*Data supplied*
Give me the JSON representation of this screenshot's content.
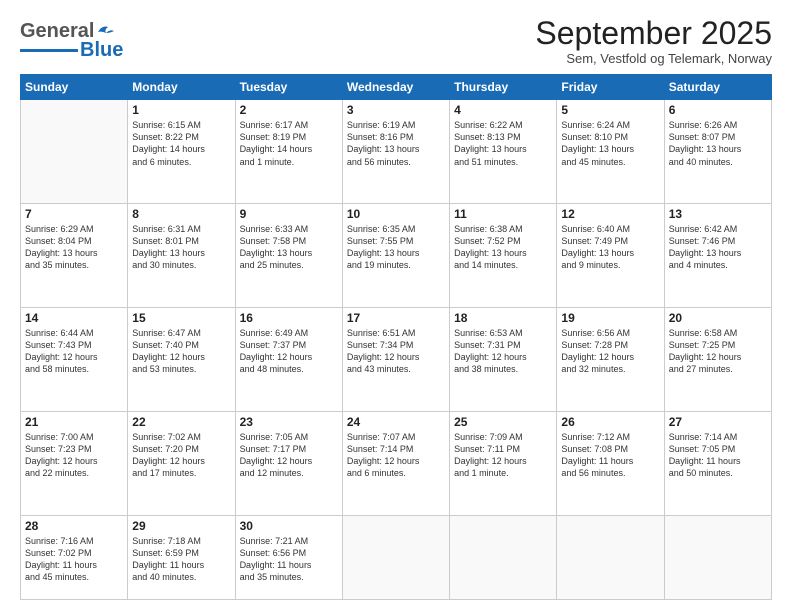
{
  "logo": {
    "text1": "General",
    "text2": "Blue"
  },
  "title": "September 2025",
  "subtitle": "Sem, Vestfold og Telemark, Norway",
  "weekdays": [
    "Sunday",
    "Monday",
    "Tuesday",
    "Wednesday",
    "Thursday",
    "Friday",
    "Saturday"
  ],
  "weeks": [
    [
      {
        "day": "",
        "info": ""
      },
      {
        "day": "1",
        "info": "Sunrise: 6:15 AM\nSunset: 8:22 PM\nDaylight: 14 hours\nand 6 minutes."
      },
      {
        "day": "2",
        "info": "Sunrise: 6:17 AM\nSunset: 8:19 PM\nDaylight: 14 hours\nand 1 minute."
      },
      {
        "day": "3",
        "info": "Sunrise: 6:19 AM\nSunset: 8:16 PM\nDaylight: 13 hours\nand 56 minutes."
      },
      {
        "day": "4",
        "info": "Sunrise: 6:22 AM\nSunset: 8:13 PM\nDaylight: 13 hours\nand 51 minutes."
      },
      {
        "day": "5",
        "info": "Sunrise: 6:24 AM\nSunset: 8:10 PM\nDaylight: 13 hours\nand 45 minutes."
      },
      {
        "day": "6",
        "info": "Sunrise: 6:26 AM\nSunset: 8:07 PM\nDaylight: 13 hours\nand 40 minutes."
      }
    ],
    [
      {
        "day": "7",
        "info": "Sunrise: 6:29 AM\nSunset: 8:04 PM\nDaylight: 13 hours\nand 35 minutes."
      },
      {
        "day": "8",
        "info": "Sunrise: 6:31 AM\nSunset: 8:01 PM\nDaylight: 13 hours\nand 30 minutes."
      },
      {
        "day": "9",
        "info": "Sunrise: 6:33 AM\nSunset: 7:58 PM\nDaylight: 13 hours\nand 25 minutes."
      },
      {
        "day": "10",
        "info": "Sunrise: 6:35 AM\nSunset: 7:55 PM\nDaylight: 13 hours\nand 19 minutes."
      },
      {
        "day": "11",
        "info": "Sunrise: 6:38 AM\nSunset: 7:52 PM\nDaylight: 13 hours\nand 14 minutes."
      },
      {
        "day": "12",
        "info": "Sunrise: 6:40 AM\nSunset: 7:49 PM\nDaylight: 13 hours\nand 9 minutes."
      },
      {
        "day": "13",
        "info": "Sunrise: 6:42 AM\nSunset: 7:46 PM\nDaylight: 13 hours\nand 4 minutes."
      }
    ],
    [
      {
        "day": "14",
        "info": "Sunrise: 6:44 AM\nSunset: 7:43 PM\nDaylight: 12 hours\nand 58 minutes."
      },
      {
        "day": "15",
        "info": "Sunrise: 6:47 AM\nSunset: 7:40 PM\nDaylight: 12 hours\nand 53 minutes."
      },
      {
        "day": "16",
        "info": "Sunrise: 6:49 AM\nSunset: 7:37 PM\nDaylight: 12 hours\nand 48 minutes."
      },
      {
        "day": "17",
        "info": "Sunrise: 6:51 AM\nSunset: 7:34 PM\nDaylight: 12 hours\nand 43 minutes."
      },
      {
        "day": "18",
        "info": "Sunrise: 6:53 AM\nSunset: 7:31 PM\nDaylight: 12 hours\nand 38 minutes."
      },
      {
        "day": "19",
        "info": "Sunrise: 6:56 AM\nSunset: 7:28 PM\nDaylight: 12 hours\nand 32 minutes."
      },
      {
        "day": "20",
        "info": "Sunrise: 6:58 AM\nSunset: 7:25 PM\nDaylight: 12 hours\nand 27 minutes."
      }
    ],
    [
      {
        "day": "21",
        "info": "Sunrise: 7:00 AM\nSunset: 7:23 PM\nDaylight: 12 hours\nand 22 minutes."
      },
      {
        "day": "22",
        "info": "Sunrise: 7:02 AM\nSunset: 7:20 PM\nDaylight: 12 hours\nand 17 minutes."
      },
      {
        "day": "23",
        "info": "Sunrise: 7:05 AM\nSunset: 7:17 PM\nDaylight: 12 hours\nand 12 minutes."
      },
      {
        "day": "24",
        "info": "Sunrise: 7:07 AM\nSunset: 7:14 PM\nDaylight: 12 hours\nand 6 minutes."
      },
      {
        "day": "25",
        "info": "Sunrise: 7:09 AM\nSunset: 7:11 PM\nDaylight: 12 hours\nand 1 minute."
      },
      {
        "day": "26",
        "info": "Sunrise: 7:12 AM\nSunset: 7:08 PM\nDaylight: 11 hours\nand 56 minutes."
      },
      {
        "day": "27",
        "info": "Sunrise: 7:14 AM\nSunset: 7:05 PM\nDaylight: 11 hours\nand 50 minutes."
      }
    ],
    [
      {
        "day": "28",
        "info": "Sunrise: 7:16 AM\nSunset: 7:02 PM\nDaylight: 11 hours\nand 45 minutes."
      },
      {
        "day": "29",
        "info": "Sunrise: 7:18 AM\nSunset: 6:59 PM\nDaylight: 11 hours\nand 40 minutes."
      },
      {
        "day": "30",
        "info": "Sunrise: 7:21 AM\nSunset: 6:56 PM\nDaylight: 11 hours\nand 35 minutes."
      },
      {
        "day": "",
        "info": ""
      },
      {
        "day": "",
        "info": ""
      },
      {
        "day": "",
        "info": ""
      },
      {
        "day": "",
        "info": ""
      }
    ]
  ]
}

---

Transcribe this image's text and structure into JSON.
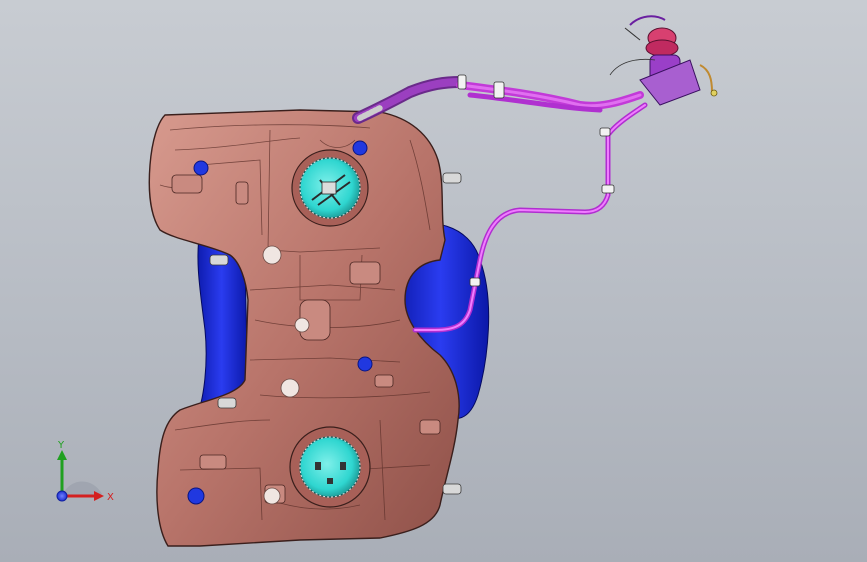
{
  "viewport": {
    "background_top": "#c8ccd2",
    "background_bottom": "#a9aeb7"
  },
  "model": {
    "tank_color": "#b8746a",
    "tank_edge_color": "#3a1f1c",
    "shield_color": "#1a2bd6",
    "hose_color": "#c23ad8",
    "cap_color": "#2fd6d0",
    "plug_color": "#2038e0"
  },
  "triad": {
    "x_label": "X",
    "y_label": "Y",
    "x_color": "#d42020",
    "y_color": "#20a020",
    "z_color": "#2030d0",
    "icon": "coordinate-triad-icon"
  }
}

*Description of the task*
Take each line of the material that contains the word "this" and list it.

*Written solution*
Give me the JSON representation of this screenshot's content.
Transcribe this image's text and structure into JSON.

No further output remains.